→ **Goal**
Filter out everything except lines holding "OICs".

— begin Input records —

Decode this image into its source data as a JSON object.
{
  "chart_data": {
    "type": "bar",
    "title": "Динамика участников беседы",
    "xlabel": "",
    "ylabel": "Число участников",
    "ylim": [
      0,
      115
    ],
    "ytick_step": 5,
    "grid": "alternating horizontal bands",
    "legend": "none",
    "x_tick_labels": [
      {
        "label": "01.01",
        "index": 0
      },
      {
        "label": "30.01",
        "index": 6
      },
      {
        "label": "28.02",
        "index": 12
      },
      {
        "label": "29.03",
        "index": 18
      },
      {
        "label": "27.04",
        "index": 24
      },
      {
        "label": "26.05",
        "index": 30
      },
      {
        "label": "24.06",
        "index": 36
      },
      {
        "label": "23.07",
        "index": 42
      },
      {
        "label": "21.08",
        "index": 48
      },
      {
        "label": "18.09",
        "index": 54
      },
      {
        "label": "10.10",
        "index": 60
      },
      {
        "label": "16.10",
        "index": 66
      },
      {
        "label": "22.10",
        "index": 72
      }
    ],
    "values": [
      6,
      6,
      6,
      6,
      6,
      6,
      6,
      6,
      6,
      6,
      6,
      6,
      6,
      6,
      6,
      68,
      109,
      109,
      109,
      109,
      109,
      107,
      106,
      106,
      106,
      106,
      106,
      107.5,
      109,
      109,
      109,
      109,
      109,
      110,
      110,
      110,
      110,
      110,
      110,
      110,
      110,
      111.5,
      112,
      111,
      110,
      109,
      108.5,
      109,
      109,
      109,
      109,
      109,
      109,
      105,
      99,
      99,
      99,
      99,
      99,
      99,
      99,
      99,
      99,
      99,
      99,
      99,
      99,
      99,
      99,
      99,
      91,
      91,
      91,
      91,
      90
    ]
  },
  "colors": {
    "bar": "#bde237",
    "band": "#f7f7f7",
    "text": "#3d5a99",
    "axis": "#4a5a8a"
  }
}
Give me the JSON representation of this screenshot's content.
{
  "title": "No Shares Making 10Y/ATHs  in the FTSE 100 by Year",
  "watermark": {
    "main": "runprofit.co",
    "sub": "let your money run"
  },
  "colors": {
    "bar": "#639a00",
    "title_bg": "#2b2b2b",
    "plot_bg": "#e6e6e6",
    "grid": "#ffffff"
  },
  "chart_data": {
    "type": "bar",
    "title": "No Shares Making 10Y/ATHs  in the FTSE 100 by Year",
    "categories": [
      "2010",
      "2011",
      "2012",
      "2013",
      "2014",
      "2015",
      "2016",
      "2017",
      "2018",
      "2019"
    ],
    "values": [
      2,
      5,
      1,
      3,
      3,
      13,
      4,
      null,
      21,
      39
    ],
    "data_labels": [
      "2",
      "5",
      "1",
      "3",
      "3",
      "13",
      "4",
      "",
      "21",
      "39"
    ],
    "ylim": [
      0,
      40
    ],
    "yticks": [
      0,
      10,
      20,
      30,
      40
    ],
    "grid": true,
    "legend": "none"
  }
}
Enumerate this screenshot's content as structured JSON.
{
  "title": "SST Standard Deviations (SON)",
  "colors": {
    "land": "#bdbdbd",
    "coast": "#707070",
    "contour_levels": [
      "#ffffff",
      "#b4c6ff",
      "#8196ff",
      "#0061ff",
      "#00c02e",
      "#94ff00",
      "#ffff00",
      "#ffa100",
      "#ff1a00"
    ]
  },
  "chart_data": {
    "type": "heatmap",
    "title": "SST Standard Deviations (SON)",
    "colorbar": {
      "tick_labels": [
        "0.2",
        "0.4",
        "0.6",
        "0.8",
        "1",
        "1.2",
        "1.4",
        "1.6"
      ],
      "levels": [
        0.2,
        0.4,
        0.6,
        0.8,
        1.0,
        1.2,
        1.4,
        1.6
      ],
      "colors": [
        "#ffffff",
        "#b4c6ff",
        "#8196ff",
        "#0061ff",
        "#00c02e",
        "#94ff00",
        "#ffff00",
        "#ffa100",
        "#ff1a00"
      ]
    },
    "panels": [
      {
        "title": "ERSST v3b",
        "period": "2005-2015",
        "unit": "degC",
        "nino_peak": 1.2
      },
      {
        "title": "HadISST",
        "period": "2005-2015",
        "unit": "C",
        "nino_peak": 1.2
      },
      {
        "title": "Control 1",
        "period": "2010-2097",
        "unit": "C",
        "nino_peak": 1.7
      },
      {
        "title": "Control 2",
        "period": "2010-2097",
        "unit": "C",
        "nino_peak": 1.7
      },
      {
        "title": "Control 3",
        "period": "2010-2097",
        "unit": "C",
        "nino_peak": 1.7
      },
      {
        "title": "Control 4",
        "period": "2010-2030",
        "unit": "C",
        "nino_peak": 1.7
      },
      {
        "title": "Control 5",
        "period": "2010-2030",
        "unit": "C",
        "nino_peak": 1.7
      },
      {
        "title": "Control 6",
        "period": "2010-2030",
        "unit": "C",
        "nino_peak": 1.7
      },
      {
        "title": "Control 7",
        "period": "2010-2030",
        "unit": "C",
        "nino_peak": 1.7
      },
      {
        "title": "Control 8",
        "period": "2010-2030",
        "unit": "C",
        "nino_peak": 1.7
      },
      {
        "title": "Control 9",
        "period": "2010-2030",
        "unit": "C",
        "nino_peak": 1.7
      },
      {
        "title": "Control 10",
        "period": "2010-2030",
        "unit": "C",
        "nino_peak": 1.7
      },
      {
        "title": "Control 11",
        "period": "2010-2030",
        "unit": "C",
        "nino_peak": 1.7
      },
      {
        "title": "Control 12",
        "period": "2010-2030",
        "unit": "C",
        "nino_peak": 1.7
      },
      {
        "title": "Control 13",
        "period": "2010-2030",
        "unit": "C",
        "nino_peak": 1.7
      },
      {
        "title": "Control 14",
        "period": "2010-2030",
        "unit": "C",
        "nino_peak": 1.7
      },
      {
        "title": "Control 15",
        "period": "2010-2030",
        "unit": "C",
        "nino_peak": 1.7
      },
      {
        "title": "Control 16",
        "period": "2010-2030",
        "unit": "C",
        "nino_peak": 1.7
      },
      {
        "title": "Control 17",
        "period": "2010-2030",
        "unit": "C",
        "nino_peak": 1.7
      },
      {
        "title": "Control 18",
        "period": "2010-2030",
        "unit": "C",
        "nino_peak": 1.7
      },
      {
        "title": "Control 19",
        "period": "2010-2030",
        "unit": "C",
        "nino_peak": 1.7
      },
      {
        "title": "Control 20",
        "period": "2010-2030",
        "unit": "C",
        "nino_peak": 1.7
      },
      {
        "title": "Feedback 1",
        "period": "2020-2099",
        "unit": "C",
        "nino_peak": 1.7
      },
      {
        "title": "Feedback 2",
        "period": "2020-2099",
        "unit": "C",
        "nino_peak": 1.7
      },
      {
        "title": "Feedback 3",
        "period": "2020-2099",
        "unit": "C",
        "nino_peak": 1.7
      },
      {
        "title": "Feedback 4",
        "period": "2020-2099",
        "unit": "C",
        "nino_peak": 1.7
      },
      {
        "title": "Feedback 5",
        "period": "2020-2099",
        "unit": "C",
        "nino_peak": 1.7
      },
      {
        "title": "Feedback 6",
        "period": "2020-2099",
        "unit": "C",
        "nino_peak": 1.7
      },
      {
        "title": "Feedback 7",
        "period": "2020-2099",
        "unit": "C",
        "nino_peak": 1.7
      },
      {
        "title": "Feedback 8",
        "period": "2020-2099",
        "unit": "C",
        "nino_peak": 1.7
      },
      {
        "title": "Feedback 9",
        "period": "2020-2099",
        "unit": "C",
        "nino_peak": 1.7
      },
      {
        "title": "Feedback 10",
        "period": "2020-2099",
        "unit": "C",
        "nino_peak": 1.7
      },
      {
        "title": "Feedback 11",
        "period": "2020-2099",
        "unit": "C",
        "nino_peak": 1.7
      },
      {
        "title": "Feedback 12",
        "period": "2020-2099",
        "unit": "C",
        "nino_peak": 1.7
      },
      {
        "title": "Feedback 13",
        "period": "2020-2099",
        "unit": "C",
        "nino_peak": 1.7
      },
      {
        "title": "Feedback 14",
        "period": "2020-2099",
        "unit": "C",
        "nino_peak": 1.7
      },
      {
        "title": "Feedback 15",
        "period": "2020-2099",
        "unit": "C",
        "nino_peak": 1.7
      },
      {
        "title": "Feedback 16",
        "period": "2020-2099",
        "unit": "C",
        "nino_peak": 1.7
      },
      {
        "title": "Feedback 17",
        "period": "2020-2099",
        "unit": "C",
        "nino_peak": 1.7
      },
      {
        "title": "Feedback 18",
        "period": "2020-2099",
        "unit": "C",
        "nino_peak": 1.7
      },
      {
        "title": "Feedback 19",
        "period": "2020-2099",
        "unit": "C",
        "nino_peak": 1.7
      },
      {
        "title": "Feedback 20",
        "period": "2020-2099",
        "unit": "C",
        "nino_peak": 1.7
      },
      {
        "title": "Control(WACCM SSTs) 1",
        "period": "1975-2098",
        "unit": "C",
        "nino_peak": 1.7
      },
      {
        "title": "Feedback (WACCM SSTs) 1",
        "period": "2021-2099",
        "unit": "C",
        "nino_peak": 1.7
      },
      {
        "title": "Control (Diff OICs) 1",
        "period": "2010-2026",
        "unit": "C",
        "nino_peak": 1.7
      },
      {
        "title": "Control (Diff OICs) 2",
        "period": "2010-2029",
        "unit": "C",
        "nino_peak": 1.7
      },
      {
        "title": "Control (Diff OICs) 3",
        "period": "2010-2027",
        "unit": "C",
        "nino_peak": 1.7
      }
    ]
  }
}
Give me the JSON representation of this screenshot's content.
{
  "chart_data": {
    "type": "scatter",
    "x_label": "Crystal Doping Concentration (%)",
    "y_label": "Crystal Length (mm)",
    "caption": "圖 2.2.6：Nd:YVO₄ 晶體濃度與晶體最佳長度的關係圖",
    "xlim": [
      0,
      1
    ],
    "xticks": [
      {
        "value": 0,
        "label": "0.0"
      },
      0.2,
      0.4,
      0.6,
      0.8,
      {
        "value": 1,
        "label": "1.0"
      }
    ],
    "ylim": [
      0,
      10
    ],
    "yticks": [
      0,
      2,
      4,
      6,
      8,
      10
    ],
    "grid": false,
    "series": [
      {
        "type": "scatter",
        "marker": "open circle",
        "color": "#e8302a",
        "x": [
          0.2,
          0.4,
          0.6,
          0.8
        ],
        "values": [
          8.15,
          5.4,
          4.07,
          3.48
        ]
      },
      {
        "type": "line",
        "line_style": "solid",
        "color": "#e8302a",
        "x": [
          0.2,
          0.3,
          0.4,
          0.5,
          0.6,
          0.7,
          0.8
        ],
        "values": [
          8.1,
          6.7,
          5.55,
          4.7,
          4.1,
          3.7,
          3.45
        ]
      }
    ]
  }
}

— end Input records —

→ **Answer to the task**
        "title": "Control (Diff OICs) 1",
        "title": "Control (Diff OICs) 2",
        "title": "Control (Diff OICs) 3",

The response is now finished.